=== Collected data ===
[Start]
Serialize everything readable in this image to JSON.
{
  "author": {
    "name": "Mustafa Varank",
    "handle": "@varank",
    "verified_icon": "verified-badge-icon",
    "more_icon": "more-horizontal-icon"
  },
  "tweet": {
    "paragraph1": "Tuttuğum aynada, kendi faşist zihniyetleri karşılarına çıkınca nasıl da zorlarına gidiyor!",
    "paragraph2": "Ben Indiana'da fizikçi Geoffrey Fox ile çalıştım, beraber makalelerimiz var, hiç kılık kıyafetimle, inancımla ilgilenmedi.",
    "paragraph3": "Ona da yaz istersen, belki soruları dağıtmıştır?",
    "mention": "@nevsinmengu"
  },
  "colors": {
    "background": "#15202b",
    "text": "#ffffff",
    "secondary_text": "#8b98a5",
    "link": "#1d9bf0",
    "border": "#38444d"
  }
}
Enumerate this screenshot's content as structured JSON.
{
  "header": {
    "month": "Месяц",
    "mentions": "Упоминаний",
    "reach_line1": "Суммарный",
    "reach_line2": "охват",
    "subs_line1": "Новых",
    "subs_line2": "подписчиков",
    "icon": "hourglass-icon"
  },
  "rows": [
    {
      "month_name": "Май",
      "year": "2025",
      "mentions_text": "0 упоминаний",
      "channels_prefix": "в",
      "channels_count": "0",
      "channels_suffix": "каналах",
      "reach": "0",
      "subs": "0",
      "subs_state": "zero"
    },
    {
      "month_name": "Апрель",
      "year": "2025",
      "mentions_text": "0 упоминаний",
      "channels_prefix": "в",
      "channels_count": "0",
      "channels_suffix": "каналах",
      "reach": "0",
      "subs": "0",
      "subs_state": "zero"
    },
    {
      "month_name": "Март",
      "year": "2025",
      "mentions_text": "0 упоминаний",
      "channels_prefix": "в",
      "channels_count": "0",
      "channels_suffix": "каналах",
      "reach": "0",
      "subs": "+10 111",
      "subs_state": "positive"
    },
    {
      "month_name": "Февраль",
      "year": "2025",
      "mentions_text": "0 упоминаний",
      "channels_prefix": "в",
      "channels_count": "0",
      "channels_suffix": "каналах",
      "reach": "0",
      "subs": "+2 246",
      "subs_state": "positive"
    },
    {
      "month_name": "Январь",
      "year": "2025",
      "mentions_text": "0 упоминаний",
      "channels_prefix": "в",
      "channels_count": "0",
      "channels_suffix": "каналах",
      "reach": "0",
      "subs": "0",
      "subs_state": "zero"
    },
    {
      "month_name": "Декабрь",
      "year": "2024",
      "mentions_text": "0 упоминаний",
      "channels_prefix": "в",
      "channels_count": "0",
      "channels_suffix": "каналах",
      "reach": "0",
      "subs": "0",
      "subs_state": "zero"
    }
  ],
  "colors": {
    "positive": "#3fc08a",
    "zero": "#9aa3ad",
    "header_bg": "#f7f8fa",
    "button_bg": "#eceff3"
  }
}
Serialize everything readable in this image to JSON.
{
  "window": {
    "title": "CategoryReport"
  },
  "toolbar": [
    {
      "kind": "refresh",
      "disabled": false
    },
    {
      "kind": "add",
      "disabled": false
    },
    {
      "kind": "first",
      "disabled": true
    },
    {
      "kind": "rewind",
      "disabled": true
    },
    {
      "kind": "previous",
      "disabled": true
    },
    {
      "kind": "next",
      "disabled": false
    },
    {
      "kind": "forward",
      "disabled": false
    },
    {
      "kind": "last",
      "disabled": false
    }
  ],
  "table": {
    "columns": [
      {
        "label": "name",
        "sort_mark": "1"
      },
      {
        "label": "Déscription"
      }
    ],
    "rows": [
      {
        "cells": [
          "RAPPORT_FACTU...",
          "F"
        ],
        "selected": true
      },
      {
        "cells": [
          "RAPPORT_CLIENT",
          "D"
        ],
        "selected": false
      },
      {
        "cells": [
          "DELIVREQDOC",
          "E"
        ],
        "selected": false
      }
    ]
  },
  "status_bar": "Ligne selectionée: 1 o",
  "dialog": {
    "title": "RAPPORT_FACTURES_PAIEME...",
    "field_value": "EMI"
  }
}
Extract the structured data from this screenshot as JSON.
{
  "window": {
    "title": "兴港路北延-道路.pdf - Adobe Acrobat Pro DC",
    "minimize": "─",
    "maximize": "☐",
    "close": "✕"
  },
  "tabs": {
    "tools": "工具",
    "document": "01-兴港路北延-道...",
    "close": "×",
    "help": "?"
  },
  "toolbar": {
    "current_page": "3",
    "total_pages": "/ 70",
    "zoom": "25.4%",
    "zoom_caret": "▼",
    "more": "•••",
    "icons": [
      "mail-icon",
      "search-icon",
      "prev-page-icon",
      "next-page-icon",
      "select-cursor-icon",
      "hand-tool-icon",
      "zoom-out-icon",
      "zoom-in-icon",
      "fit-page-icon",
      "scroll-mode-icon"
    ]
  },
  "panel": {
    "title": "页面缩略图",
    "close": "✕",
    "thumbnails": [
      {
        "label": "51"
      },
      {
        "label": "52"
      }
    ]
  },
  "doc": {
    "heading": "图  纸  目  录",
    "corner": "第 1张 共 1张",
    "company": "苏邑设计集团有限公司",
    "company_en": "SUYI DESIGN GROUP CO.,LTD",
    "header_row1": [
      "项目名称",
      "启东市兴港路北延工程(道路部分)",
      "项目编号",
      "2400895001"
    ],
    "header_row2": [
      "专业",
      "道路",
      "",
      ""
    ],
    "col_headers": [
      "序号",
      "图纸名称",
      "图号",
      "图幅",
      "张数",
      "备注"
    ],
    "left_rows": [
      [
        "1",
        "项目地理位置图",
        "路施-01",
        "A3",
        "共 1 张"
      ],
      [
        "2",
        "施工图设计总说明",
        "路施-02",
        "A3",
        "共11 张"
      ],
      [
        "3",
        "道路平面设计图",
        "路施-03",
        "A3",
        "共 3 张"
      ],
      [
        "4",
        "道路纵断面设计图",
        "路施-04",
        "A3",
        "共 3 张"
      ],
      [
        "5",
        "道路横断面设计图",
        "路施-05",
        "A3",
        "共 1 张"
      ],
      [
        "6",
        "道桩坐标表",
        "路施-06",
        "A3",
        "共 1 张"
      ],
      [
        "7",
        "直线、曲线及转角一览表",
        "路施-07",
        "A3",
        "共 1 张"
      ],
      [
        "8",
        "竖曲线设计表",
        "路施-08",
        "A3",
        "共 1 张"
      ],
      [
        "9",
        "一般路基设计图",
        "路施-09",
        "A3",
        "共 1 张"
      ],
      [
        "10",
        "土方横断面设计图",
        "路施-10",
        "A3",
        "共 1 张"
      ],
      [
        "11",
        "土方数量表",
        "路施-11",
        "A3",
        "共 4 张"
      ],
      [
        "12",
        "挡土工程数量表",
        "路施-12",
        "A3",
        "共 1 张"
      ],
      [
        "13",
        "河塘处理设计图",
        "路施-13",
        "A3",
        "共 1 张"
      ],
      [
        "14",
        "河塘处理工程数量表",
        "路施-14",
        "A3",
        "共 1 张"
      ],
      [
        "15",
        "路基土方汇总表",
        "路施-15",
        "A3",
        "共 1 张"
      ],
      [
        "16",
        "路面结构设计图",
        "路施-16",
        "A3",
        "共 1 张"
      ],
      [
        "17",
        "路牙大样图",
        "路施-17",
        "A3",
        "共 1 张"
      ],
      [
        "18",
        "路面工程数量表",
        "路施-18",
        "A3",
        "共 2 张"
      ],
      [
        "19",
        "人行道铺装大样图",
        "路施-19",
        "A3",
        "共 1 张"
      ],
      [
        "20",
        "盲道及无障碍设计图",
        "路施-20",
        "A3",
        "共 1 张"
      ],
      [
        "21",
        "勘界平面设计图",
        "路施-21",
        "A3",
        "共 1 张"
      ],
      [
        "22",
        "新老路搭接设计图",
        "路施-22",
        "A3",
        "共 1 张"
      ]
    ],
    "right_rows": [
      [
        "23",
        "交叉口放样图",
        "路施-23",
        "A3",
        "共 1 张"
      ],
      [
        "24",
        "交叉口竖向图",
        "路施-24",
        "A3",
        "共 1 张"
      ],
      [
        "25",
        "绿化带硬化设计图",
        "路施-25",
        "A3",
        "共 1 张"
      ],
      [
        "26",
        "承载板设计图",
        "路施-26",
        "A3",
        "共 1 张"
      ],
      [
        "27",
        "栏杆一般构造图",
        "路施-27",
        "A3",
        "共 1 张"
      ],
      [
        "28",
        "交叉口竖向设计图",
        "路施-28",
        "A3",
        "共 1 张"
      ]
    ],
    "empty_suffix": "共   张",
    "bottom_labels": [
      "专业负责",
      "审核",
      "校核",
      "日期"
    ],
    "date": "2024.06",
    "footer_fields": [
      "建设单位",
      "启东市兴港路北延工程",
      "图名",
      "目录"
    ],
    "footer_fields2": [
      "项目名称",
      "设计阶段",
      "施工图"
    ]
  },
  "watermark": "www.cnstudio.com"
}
[End]
Scan the material above and determine how many lines include the word "kind"; report only the number.

8